**SUPPLIED DATA:**
## begin

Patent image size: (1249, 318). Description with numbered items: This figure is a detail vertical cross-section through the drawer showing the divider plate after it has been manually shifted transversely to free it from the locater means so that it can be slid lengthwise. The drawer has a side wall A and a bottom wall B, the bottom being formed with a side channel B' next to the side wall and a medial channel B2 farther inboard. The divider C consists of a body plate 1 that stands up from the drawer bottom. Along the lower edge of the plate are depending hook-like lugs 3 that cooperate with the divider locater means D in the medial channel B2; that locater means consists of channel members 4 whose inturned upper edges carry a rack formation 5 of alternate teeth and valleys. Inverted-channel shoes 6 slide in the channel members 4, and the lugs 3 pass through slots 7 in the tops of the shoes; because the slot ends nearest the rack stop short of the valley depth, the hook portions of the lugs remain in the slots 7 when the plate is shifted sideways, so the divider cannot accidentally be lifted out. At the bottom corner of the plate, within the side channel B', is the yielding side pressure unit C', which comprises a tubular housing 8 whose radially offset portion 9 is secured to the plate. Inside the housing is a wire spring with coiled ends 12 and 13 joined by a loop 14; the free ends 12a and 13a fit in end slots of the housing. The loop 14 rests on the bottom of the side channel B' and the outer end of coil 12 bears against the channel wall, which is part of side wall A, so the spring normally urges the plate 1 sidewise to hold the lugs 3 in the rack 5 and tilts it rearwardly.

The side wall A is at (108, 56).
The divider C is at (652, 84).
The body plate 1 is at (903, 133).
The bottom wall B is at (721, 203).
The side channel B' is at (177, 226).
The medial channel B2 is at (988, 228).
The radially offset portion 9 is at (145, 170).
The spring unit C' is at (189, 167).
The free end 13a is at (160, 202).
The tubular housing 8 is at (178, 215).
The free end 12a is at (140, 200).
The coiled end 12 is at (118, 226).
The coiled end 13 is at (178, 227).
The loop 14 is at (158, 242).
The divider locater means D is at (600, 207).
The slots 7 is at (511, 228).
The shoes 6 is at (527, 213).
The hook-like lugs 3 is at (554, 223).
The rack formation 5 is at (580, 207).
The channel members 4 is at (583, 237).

## end

Transcribe the lines above exactly, starting at the first line and ending at the line that contains "The divider C is at (652, 84).", with both of those lines included.

Patent image size: (1249, 318). Description with numbered items: This figure is a detail vertical cross-section through the drawer showing the divider plate after it has been manually shifted transversely to free it from the locater means so that it can be slid lengthwise. The drawer has a side wall A and a bottom wall B, the bottom being formed with a side channel B' next to the side wall and a medial channel B2 farther inboard. The divider C consists of a body plate 1 that stands up from the drawer bottom. Along the lower edge of the plate are depending hook-like lugs 3 that cooperate with the divider locater means D in the medial channel B2; that locater means consists of channel members 4 whose inturned upper edges carry a rack formation 5 of alternate teeth and valleys. Inverted-channel shoes 6 slide in the channel members 4, and the lugs 3 pass through slots 7 in the tops of the shoes; because the slot ends nearest the rack stop short of the valley depth, the hook portions of the lugs remain in the slots 7 when the plate is shifted sideways, so the divider cannot accidentally be lifted out. At the bottom corner of the plate, within the side channel B', is the yielding side pressure unit C', which comprises a tubular housing 8 whose radially offset portion 9 is secured to the plate. Inside the housing is a wire spring with coiled ends 12 and 13 joined by a loop 14; the free ends 12a and 13a fit in end slots of the housing. The loop 14 rests on the bottom of the side channel B' and the outer end of coil 12 bears against the channel wall, which is part of side wall A, so the spring normally urges the plate 1 sidewise to hold the lugs 3 in the rack 5 and tilts it rearwardly.

The side wall A is at (108, 56).
The divider C is at (652, 84).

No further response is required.